Request
Copy out the lines of the material unchanged, beginning at the line that contains "x-tick-label: 2011 xyxy=(684,457,710,471)" and stopping after the line that contains "data-label-revenue: 192 xyxy=(698,197,718,211)".

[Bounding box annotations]
++++++++

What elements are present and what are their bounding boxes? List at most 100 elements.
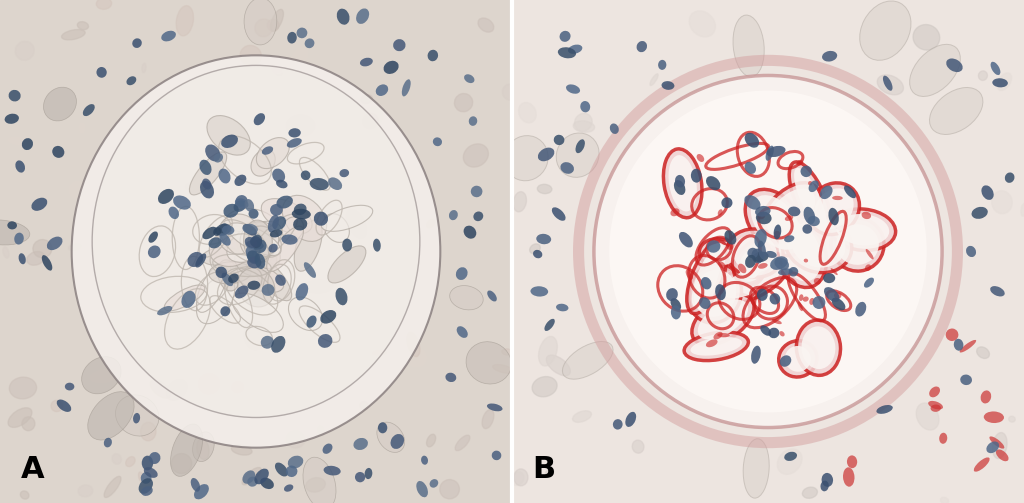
Ellipse shape — [686, 270, 693, 280]
Ellipse shape — [833, 196, 843, 200]
Ellipse shape — [309, 178, 329, 190]
Ellipse shape — [393, 39, 406, 51]
Ellipse shape — [157, 306, 172, 315]
Ellipse shape — [417, 481, 428, 497]
Ellipse shape — [140, 472, 152, 484]
Ellipse shape — [961, 375, 972, 385]
Ellipse shape — [15, 41, 34, 60]
Ellipse shape — [169, 207, 179, 219]
Ellipse shape — [768, 327, 779, 338]
Ellipse shape — [981, 390, 991, 403]
Ellipse shape — [953, 339, 964, 351]
Ellipse shape — [380, 269, 388, 277]
Ellipse shape — [171, 424, 203, 476]
Ellipse shape — [254, 240, 281, 269]
Ellipse shape — [96, 0, 112, 10]
Ellipse shape — [744, 162, 756, 174]
Ellipse shape — [745, 247, 762, 279]
Ellipse shape — [799, 294, 804, 301]
Ellipse shape — [407, 332, 420, 357]
Ellipse shape — [830, 268, 838, 275]
Ellipse shape — [788, 207, 801, 216]
Ellipse shape — [828, 208, 839, 225]
Ellipse shape — [205, 144, 220, 161]
Ellipse shape — [946, 58, 963, 72]
Ellipse shape — [353, 438, 368, 450]
Ellipse shape — [744, 133, 759, 148]
Ellipse shape — [237, 221, 275, 267]
Ellipse shape — [218, 214, 259, 254]
Ellipse shape — [632, 440, 644, 453]
Ellipse shape — [294, 220, 323, 271]
Ellipse shape — [529, 244, 541, 254]
Ellipse shape — [430, 479, 438, 488]
Ellipse shape — [767, 146, 785, 157]
Ellipse shape — [284, 484, 293, 492]
Ellipse shape — [513, 192, 526, 212]
Ellipse shape — [203, 227, 217, 239]
Ellipse shape — [276, 196, 293, 209]
Ellipse shape — [421, 456, 428, 465]
Ellipse shape — [566, 85, 580, 94]
Ellipse shape — [790, 162, 831, 236]
Ellipse shape — [831, 218, 884, 271]
Ellipse shape — [433, 137, 442, 146]
Ellipse shape — [463, 144, 488, 167]
Ellipse shape — [758, 240, 766, 260]
Ellipse shape — [365, 468, 373, 479]
Ellipse shape — [727, 229, 783, 277]
Ellipse shape — [247, 257, 261, 269]
Ellipse shape — [52, 146, 65, 158]
Ellipse shape — [650, 74, 658, 86]
Ellipse shape — [691, 169, 701, 183]
Ellipse shape — [556, 304, 568, 311]
Ellipse shape — [718, 261, 726, 269]
Ellipse shape — [234, 240, 276, 276]
Ellipse shape — [260, 478, 273, 489]
Ellipse shape — [974, 457, 989, 472]
Ellipse shape — [313, 212, 328, 226]
Ellipse shape — [724, 230, 736, 244]
Ellipse shape — [248, 281, 260, 290]
Ellipse shape — [809, 298, 814, 305]
Ellipse shape — [252, 256, 292, 301]
Ellipse shape — [972, 207, 988, 219]
Ellipse shape — [865, 249, 873, 260]
Ellipse shape — [373, 238, 381, 252]
Ellipse shape — [222, 225, 234, 235]
Ellipse shape — [773, 217, 826, 288]
Ellipse shape — [667, 288, 678, 301]
Ellipse shape — [254, 113, 265, 125]
Ellipse shape — [1005, 173, 1015, 183]
Ellipse shape — [779, 331, 784, 337]
Ellipse shape — [27, 252, 45, 265]
Ellipse shape — [610, 123, 618, 134]
Ellipse shape — [328, 246, 366, 283]
Ellipse shape — [751, 195, 801, 250]
Ellipse shape — [449, 210, 458, 220]
Ellipse shape — [861, 212, 871, 219]
Ellipse shape — [794, 168, 826, 230]
Ellipse shape — [202, 247, 239, 265]
Ellipse shape — [322, 205, 373, 231]
Ellipse shape — [141, 456, 154, 470]
Ellipse shape — [847, 455, 857, 468]
Ellipse shape — [802, 326, 836, 369]
Ellipse shape — [138, 472, 143, 482]
Ellipse shape — [798, 301, 803, 311]
Ellipse shape — [797, 320, 841, 375]
Ellipse shape — [112, 454, 122, 464]
Ellipse shape — [377, 422, 404, 452]
Ellipse shape — [992, 78, 1008, 88]
Ellipse shape — [823, 273, 836, 283]
Ellipse shape — [247, 250, 260, 263]
Ellipse shape — [761, 183, 821, 242]
Ellipse shape — [717, 257, 787, 303]
Ellipse shape — [104, 476, 121, 497]
Ellipse shape — [133, 413, 140, 424]
Ellipse shape — [909, 44, 961, 97]
Ellipse shape — [236, 195, 248, 207]
Ellipse shape — [502, 84, 518, 100]
Ellipse shape — [228, 226, 247, 279]
Ellipse shape — [990, 62, 1000, 75]
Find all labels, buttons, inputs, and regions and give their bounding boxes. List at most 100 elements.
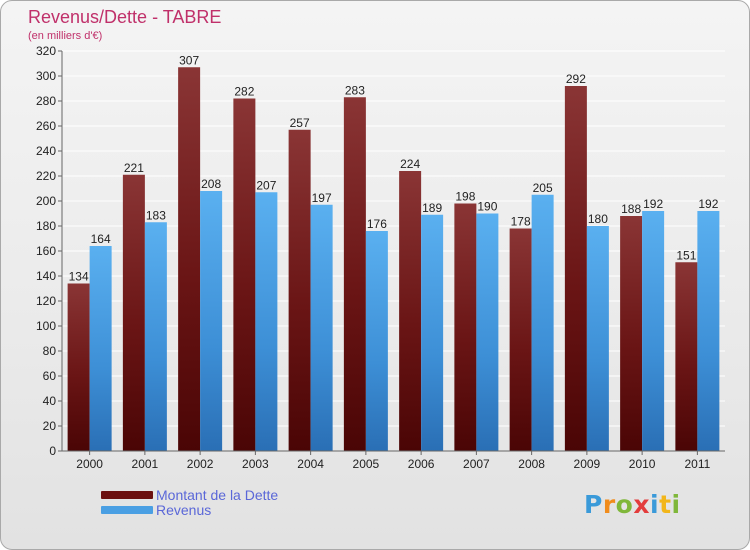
x-tick-label: 2011 xyxy=(684,457,710,471)
data-label-revenue: 164 xyxy=(91,232,111,246)
data-label-debt: 198 xyxy=(455,190,475,204)
data-label-debt: 178 xyxy=(511,215,531,229)
data-label-revenue: 189 xyxy=(422,201,442,215)
logo-letter: i xyxy=(671,490,681,519)
x-tick-label: 2002 xyxy=(187,457,214,471)
data-label-debt: 283 xyxy=(345,83,365,97)
y-tick-label: 80 xyxy=(43,344,57,358)
data-label-debt: 282 xyxy=(234,85,254,99)
y-tick-label: 140 xyxy=(36,269,56,283)
logo-letter: o xyxy=(615,490,634,519)
bar-revenue xyxy=(365,231,388,451)
x-tick-label: 2008 xyxy=(518,457,545,471)
data-label-revenue: 207 xyxy=(256,178,276,192)
y-tick-label: 320 xyxy=(36,44,56,58)
data-label-revenue: 197 xyxy=(312,191,332,205)
data-label-debt: 257 xyxy=(290,116,310,130)
data-label-revenue: 192 xyxy=(643,197,663,211)
y-tick-label: 160 xyxy=(36,244,56,258)
bar-revenue xyxy=(144,222,167,451)
y-tick-label: 100 xyxy=(36,319,56,333)
x-tick-label: 2005 xyxy=(353,457,380,471)
bar-revenue xyxy=(310,204,333,451)
data-label-revenue: 192 xyxy=(698,197,718,211)
data-label-debt: 134 xyxy=(69,270,89,284)
bars xyxy=(67,67,720,451)
y-tick-label: 260 xyxy=(36,119,56,133)
legend-item-revenue: Revenus xyxy=(101,501,278,518)
x-tick-label: 2003 xyxy=(242,457,269,471)
x-tick-label: 2004 xyxy=(297,457,324,471)
data-label-debt: 151 xyxy=(676,248,696,262)
chart-subtitle: (en milliers d'€) xyxy=(28,30,103,42)
legend-swatch-debt xyxy=(101,490,153,499)
legend-label-debt: Montant de la Dette xyxy=(156,486,279,503)
logo-letter: t xyxy=(659,490,672,519)
bar-revenue xyxy=(586,226,609,451)
bar-debt xyxy=(675,262,698,451)
logo-letter: P xyxy=(584,490,603,519)
data-label-revenue: 208 xyxy=(201,177,221,191)
logo-letter: i xyxy=(650,490,660,519)
bar-revenue xyxy=(200,191,223,451)
bar-debt xyxy=(399,171,422,451)
legend-item-debt: Montant de la Dette xyxy=(101,486,279,503)
bar-debt xyxy=(233,98,256,451)
y-tick-label: 120 xyxy=(36,294,56,308)
y-tick-label: 200 xyxy=(36,194,56,208)
x-tick-label: 2009 xyxy=(574,457,601,471)
data-label-revenue: 205 xyxy=(533,181,553,195)
data-label-revenue: 190 xyxy=(477,200,497,214)
legend-swatch-revenue xyxy=(101,505,153,514)
logo-letter: r xyxy=(602,490,616,519)
y-tick-label: 220 xyxy=(36,169,56,183)
bar-revenue xyxy=(89,246,112,451)
bar-debt xyxy=(454,203,477,451)
bar-debt xyxy=(564,86,587,451)
y-tick-label: 60 xyxy=(43,369,57,383)
axes: 0 20 40 60 80 100 120 140 160 180 200 220 240 260 280 3… xyxy=(36,44,725,471)
bar-debt xyxy=(288,129,311,451)
y-tick-label: 40 xyxy=(43,394,57,408)
legend: Montant de la Dette Revenus xyxy=(101,486,279,518)
x-tick-label: 2010 xyxy=(629,457,656,471)
bar-debt xyxy=(343,97,366,451)
bar-debt xyxy=(509,228,532,451)
y-tick-label: 300 xyxy=(36,69,56,83)
grid-lines xyxy=(62,50,725,452)
proxiti-logo: Proxiti xyxy=(584,490,681,519)
legend-label-revenue: Revenus xyxy=(156,501,212,518)
chart-title: Revenus/Dette - TABRE xyxy=(28,7,222,27)
bar-revenue xyxy=(421,214,444,451)
bar-debt xyxy=(620,216,643,451)
data-label-debt: 307 xyxy=(179,53,199,67)
bar-debt xyxy=(178,67,201,451)
data-label-revenue: 180 xyxy=(588,212,608,226)
y-tick-label: 20 xyxy=(43,419,57,433)
y-tick-label: 240 xyxy=(36,144,56,158)
bar-revenue xyxy=(476,213,499,451)
bar-revenue xyxy=(642,211,665,451)
bar-debt xyxy=(67,283,90,451)
y-tick-label: 0 xyxy=(49,444,56,458)
data-label-revenue: 183 xyxy=(146,208,166,222)
bar-revenue xyxy=(255,192,278,451)
logo-letter: x xyxy=(633,490,650,519)
x-tick-label: 2000 xyxy=(76,457,103,471)
bar-revenue xyxy=(531,194,554,451)
y-tick-label: 180 xyxy=(36,219,56,233)
data-label-revenue: 176 xyxy=(367,217,387,231)
x-tick-label: 2006 xyxy=(408,457,435,471)
x-tick-label: 2007 xyxy=(463,457,490,471)
y-tick-label: 280 xyxy=(36,94,56,108)
x-tick-label: 2001 xyxy=(132,457,159,471)
bar-revenue xyxy=(697,211,720,451)
bar-debt xyxy=(122,174,145,451)
data-labels: 134 164 221 183 307 208 282 207 257 197 283 176 224 1… xyxy=(69,53,719,283)
data-label-debt: 188 xyxy=(621,202,641,216)
data-label-debt: 292 xyxy=(566,72,586,86)
data-label-debt: 224 xyxy=(400,157,420,171)
data-label-debt: 221 xyxy=(124,161,144,175)
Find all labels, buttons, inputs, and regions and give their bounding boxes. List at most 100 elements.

++++++++

Exercise result
x-tick-label: 2011 xyxy=(684,457,710,471)
data-label-revenue: 164 xyxy=(91,232,111,246)
data-label-debt: 198 xyxy=(455,190,475,204)
data-label-debt: 178 xyxy=(511,215,531,229)
data-label-revenue: 189 xyxy=(422,201,442,215)
logo-letter: i xyxy=(671,490,681,519)
x-tick-label: 2002 xyxy=(187,457,214,471)
data-label-debt: 283 xyxy=(345,83,365,97)
y-tick-label: 80 xyxy=(43,344,57,358)
data-label-debt: 282 xyxy=(234,85,254,99)
y-tick-label: 140 xyxy=(36,269,56,283)
logo-letter: o xyxy=(615,490,634,519)
bar-revenue xyxy=(365,231,388,451)
x-tick-label: 2008 xyxy=(518,457,545,471)
data-label-revenue: 207 xyxy=(256,178,276,192)
y-tick-label: 320 xyxy=(36,44,56,58)
data-label-revenue: 197 xyxy=(312,191,332,205)
data-label-debt: 257 xyxy=(290,116,310,130)
data-label-revenue: 192 xyxy=(643,197,663,211)
y-tick-label: 160 xyxy=(36,244,56,258)
bar-revenue xyxy=(144,222,167,451)
y-tick-label: 100 xyxy=(36,319,56,333)
x-tick-label: 2005 xyxy=(353,457,380,471)
bar-revenue xyxy=(310,204,333,451)
data-label-revenue: 192 xyxy=(698,197,718,211)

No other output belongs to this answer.